ENTRIES SUPPLIED.
■ ■ ■ ■

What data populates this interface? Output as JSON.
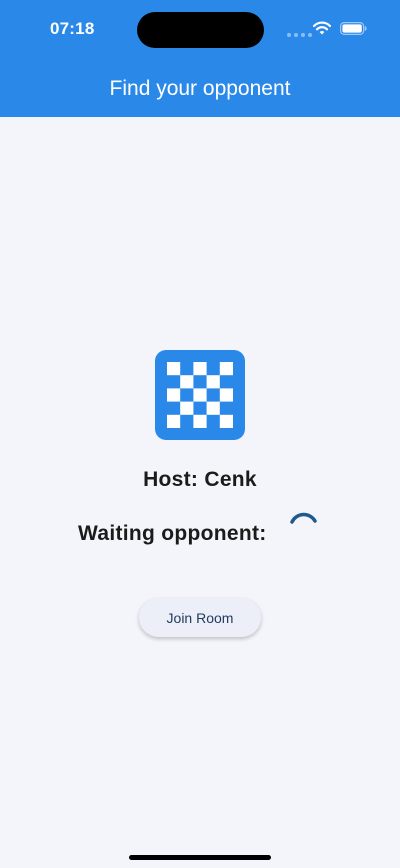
{
  "status_bar": {
    "time": "07:18",
    "icons": [
      "signal-dots-icon",
      "wifi-icon",
      "battery-icon"
    ]
  },
  "header": {
    "title": "Find your opponent",
    "background_color": "#2a89e8"
  },
  "main": {
    "board_icon": "checkerboard-icon",
    "host_text": "Host: Cenk",
    "waiting_text": "Waiting opponent:",
    "loading_indicator": "loading-spinner",
    "join_button_label": "Join Room"
  },
  "colors": {
    "accent": "#2a89e8",
    "spinner": "#1e5a8c",
    "background": "#f4f5fb",
    "button_bg": "#eceef8",
    "button_text": "#1f3a5c"
  }
}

■ ■ ■ ■

YOUR TASK.
Transcribe each entry precisely as given, leaving the pictures out.

ANSWER FOR THIS EXERCISE.
What data populates this interface? Output as JSON.
{
  "status_bar": {
    "time": "07:18",
    "icons": [
      "signal-dots-icon",
      "wifi-icon",
      "battery-icon"
    ]
  },
  "header": {
    "title": "Find your opponent",
    "background_color": "#2a89e8"
  },
  "main": {
    "board_icon": "checkerboard-icon",
    "host_text": "Host: Cenk",
    "waiting_text": "Waiting opponent:",
    "loading_indicator": "loading-spinner",
    "join_button_label": "Join Room"
  },
  "colors": {
    "accent": "#2a89e8",
    "spinner": "#1e5a8c",
    "background": "#f4f5fb",
    "button_bg": "#eceef8",
    "button_text": "#1f3a5c"
  }
}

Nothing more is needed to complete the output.